# Exercise description
Reproduce the listing exactly and skip over any pictures.

(Dataset rows about figures)
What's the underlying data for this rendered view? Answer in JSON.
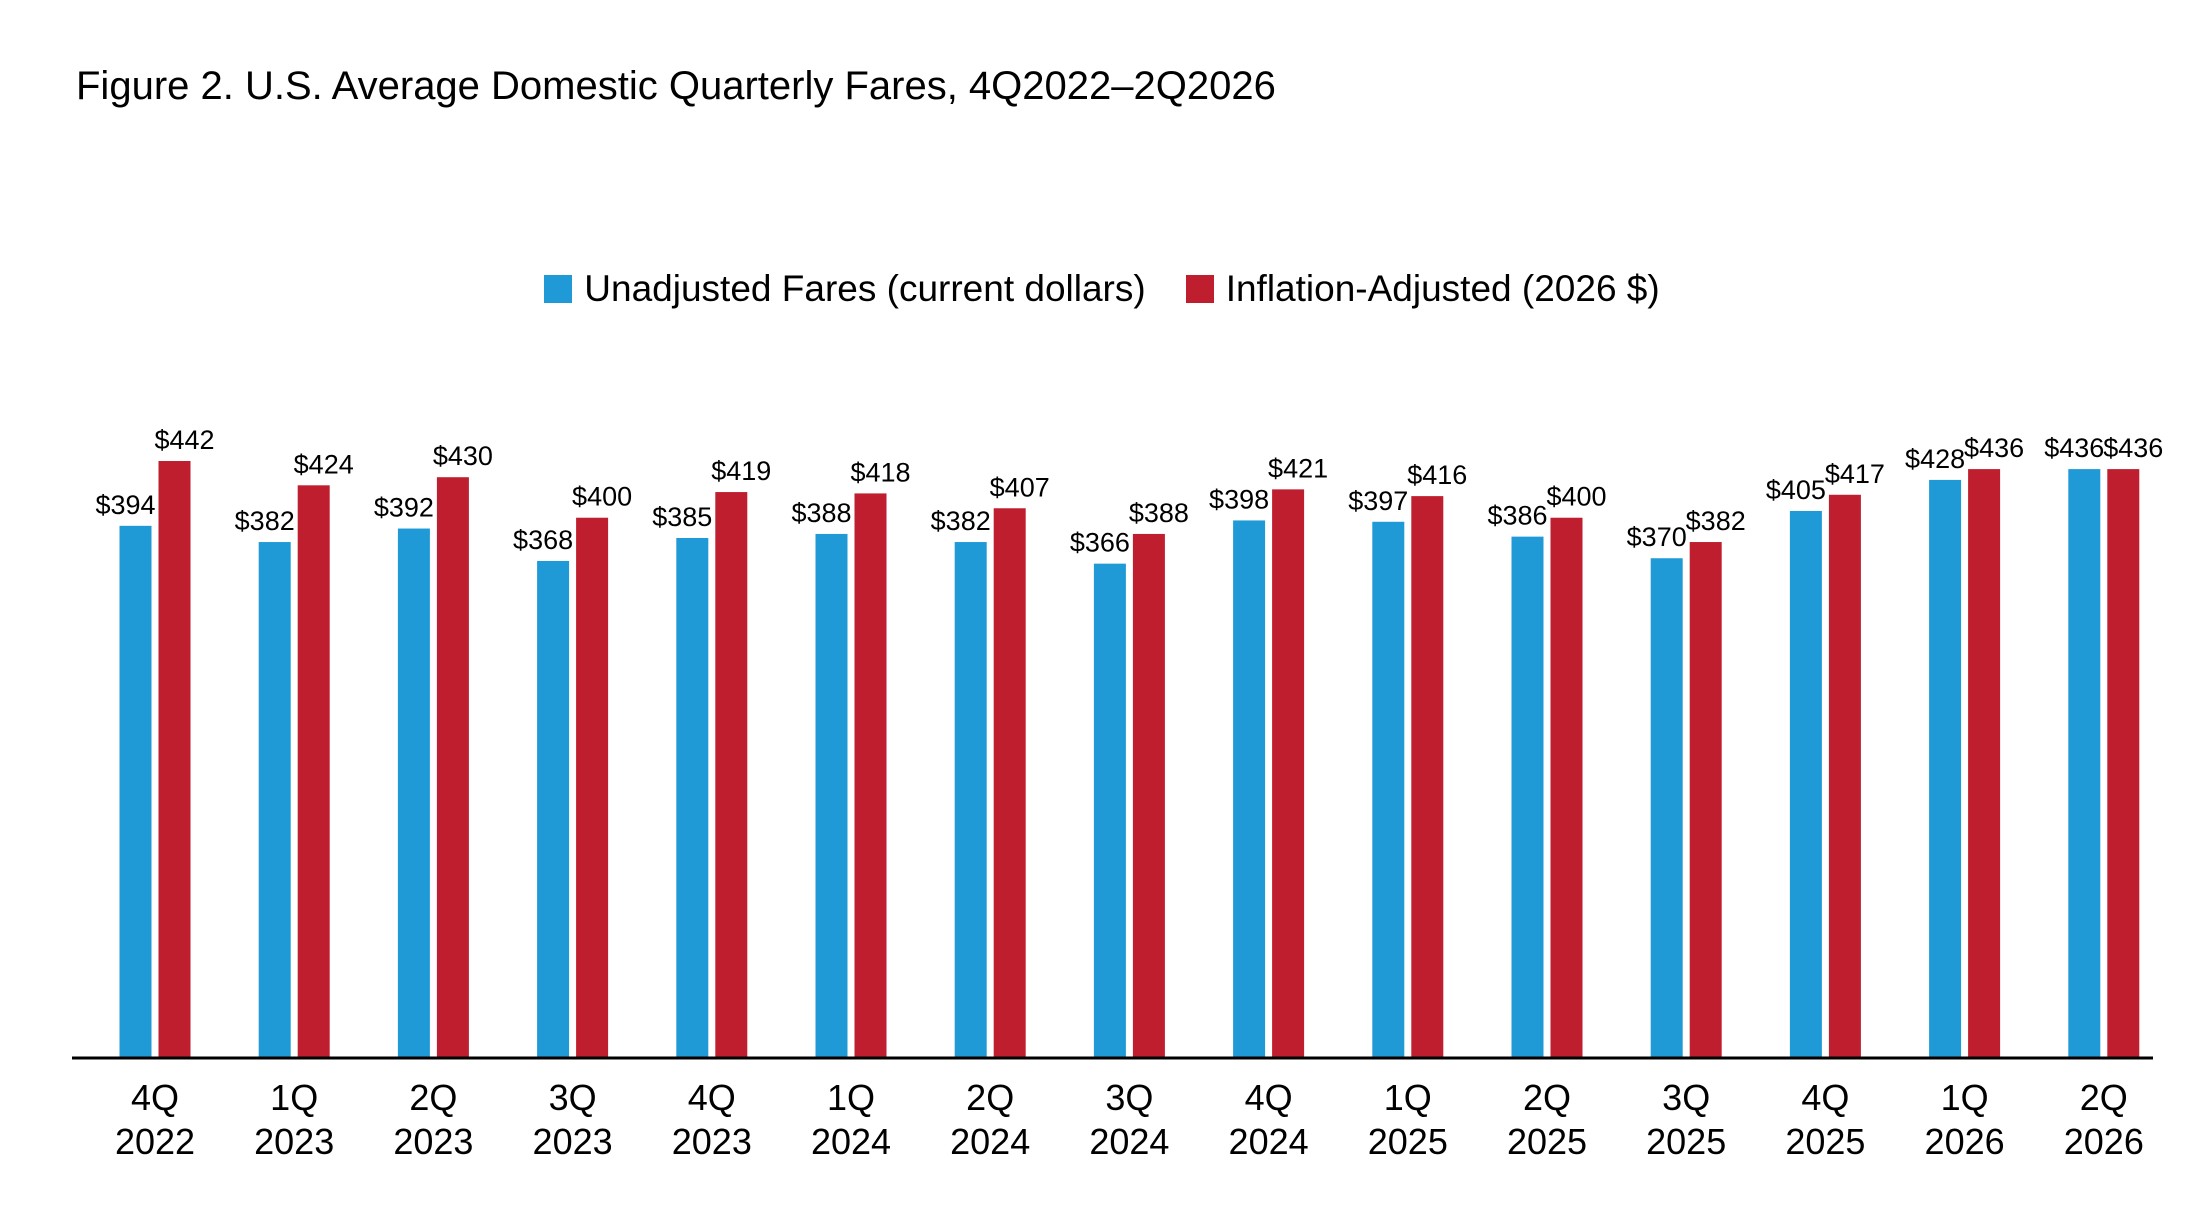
{
  "chart_data": {
    "type": "bar",
    "title": "Figure 2. U.S. Average Domestic Quarterly Fares, 4Q2022–2Q2026",
    "xlabel": "",
    "ylabel": "",
    "ylim": [
      0,
      450
    ],
    "grid": false,
    "legend_position": "top-center",
    "categories": [
      [
        "4Q",
        "2022"
      ],
      [
        "1Q",
        "2023"
      ],
      [
        "2Q",
        "2023"
      ],
      [
        "3Q",
        "2023"
      ],
      [
        "4Q",
        "2023"
      ],
      [
        "1Q",
        "2024"
      ],
      [
        "2Q",
        "2024"
      ],
      [
        "3Q",
        "2024"
      ],
      [
        "4Q",
        "2024"
      ],
      [
        "1Q",
        "2025"
      ],
      [
        "2Q",
        "2025"
      ],
      [
        "3Q",
        "2025"
      ],
      [
        "4Q",
        "2025"
      ],
      [
        "1Q",
        "2026"
      ],
      [
        "2Q",
        "2026"
      ]
    ],
    "series": [
      {
        "name": "Unadjusted Fares (current dollars)",
        "color": "#1f9ad6",
        "values": [
          394,
          382,
          392,
          368,
          385,
          388,
          382,
          366,
          398,
          397,
          386,
          370,
          405,
          428,
          436
        ],
        "labels": [
          "$394",
          "$382",
          "$392",
          "$368",
          "$385",
          "$388",
          "$382",
          "$366",
          "$398",
          "$397",
          "$386",
          "$370",
          "$405",
          "$428",
          "$436"
        ]
      },
      {
        "name": "Inflation-Adjusted (2026 $)",
        "color": "#be1e2d",
        "values": [
          442,
          424,
          430,
          400,
          419,
          418,
          407,
          388,
          421,
          416,
          400,
          382,
          417,
          436,
          436
        ],
        "labels": [
          "$442",
          "$424",
          "$430",
          "$400",
          "$419",
          "$418",
          "$407",
          "$388",
          "$421",
          "$416",
          "$400",
          "$382",
          "$417",
          "$436",
          "$436"
        ]
      }
    ]
  }
}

# Output of the task
What's the underlying data for this rendered view? Answer in JSON.
{
  "chart_data": {
    "type": "bar",
    "title": "Figure 2. U.S. Average Domestic Quarterly Fares, 4Q2022–2Q2026",
    "xlabel": "",
    "ylabel": "",
    "ylim": [
      0,
      450
    ],
    "grid": false,
    "legend_position": "top-center",
    "categories": [
      [
        "4Q",
        "2022"
      ],
      [
        "1Q",
        "2023"
      ],
      [
        "2Q",
        "2023"
      ],
      [
        "3Q",
        "2023"
      ],
      [
        "4Q",
        "2023"
      ],
      [
        "1Q",
        "2024"
      ],
      [
        "2Q",
        "2024"
      ],
      [
        "3Q",
        "2024"
      ],
      [
        "4Q",
        "2024"
      ],
      [
        "1Q",
        "2025"
      ],
      [
        "2Q",
        "2025"
      ],
      [
        "3Q",
        "2025"
      ],
      [
        "4Q",
        "2025"
      ],
      [
        "1Q",
        "2026"
      ],
      [
        "2Q",
        "2026"
      ]
    ],
    "series": [
      {
        "name": "Unadjusted Fares (current dollars)",
        "color": "#1f9ad6",
        "values": [
          394,
          382,
          392,
          368,
          385,
          388,
          382,
          366,
          398,
          397,
          386,
          370,
          405,
          428,
          436
        ],
        "labels": [
          "$394",
          "$382",
          "$392",
          "$368",
          "$385",
          "$388",
          "$382",
          "$366",
          "$398",
          "$397",
          "$386",
          "$370",
          "$405",
          "$428",
          "$436"
        ]
      },
      {
        "name": "Inflation-Adjusted (2026 $)",
        "color": "#be1e2d",
        "values": [
          442,
          424,
          430,
          400,
          419,
          418,
          407,
          388,
          421,
          416,
          400,
          382,
          417,
          436,
          436
        ],
        "labels": [
          "$442",
          "$424",
          "$430",
          "$400",
          "$419",
          "$418",
          "$407",
          "$388",
          "$421",
          "$416",
          "$400",
          "$382",
          "$417",
          "$436",
          "$436"
        ]
      }
    ]
  }
}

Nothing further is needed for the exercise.